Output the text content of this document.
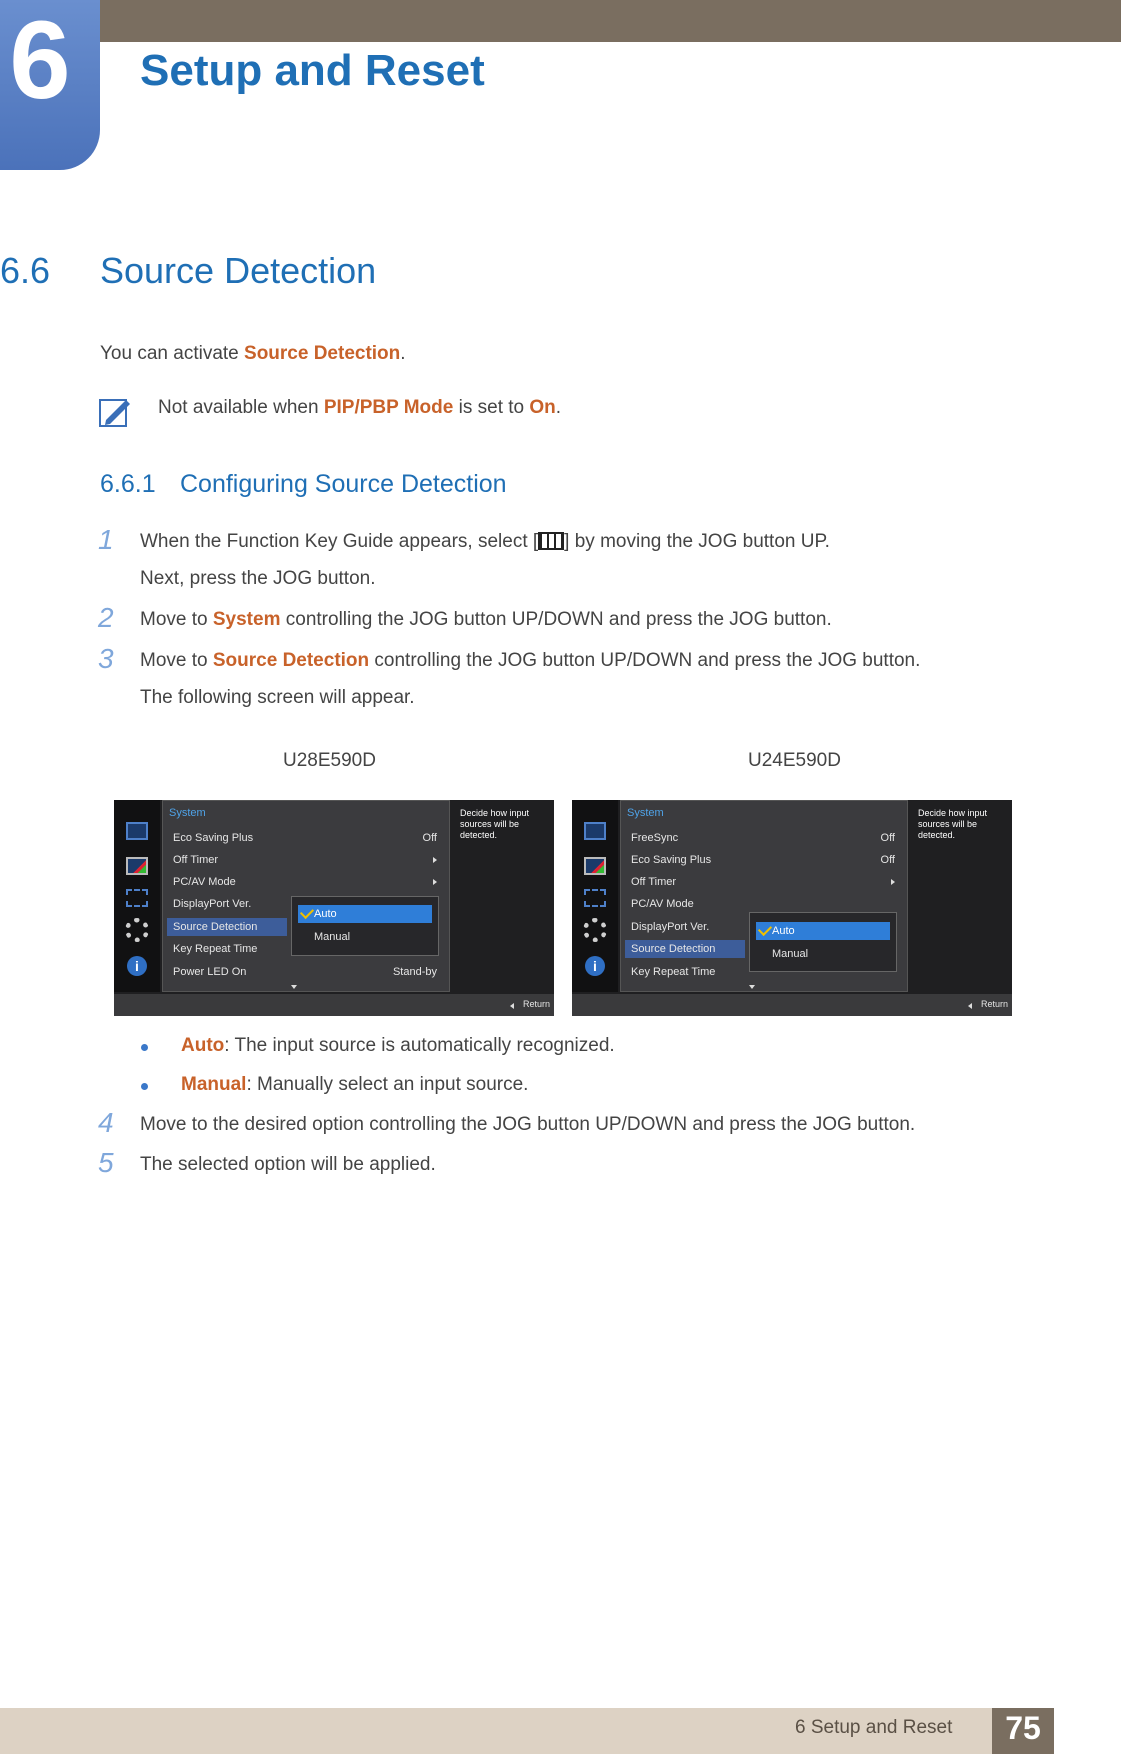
6 Setup and Reset
6.6 Source Detection
You can activate Source Detection.
Not available when PIP/PBP Mode is set to On.
6.6.1 Configuring Source Detection
1	When the Function Key Guide appears, select [ ] by moving the JOG button UP.
Next, press the JOG button.
2	Move to System controlling the JOG button UP/DOWN and press the JOG button.
3	Move to Source Detection controlling the JOG button UP/DOWN and press the JOG button.
The following screen will appear.
U28E590D	U24E590D
i
System
Eco Saving Plus	Off
Off Timer
PC/AV Mode
DisplayPort Ver.
Source Detection
Key Repeat Time
Power LED On	Stand-by
Auto
Manual
Decide how input sources will be detected.
Return
i
System
FreeSync	Off
Eco Saving Plus	Off
Off Timer
PC/AV Mode
DisplayPort Ver.
Source Detection
Key Repeat Time
Auto
Manual
Decide how input sources will be detected.
Return
Auto: The input source is automatically recognized.
Manual: Manually select an input source.
4	Move to the desired option controlling the JOG button UP/DOWN and press the JOG button.
5	The selected option will be applied.
6 Setup and Reset	75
# # # # #
[REQUIREMENT]
In the records above, find each line that holds the word "button"; copy all such lines.

[FINISHED EXERCISE]
1	When the Function Key Guide appears, select [ ] by moving the JOG button UP.
Next, press the JOG button.
2	Move to System controlling the JOG button UP/DOWN and press the JOG button.
3	Move to Source Detection controlling the JOG button UP/DOWN and press the JOG button.
4	Move to the desired option controlling the JOG button UP/DOWN and press the JOG button.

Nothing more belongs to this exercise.